PROBLEM. Reproduce the full listing that appears beneath this instruction exactly.

(Rows from a dataset)

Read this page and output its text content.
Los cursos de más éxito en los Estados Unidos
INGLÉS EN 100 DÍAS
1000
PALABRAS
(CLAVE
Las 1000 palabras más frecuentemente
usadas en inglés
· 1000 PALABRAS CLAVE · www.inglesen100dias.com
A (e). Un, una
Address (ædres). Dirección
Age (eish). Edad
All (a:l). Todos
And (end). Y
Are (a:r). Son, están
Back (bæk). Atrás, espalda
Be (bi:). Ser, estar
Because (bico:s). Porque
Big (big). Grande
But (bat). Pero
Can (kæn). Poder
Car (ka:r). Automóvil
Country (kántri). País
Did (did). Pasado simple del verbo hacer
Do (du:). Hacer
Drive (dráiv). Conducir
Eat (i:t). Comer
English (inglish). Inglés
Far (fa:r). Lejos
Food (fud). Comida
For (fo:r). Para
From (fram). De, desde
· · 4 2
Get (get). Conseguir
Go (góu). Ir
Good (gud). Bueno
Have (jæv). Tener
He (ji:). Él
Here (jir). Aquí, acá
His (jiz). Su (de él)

EXERCISE ANSWER.
Read this page and output its text content.
Los cursos de más éxito en los Estados Unidos
INGLÉS EN 100 DÍAS
1000
PALABRAS
(CLAVE
Las 1000 palabras más frecuentemente
usadas en inglés
· 1000 PALABRAS CLAVE · www.inglesen100dias.com
A (e). Un, una
Address (ædres). Dirección
Age (eish). Edad
All (a:l). Todos
And (end). Y
Are (a:r). Son, están
Back (bæk). Atrás, espalda
Be (bi:). Ser, estar
Because (bico:s). Porque
Big (big). Grande
But (bat). Pero
Can (kæn). Poder
Car (ka:r). Automóvil
Country (kántri). País
Did (did). Pasado simple del verbo hacer
Do (du:). Hacer
Drive (dráiv). Conducir
Eat (i:t). Comer
English (inglish). Inglés
Far (fa:r). Lejos
Food (fud). Comida
For (fo:r). Para
From (fram). De, desde
· · 4 2
Get (get). Conseguir
Go (góu). Ir
Good (gud). Bueno
Have (jæv). Tener
He (ji:). Él
Here (jir). Aquí, acá
His (jiz). Su (de él)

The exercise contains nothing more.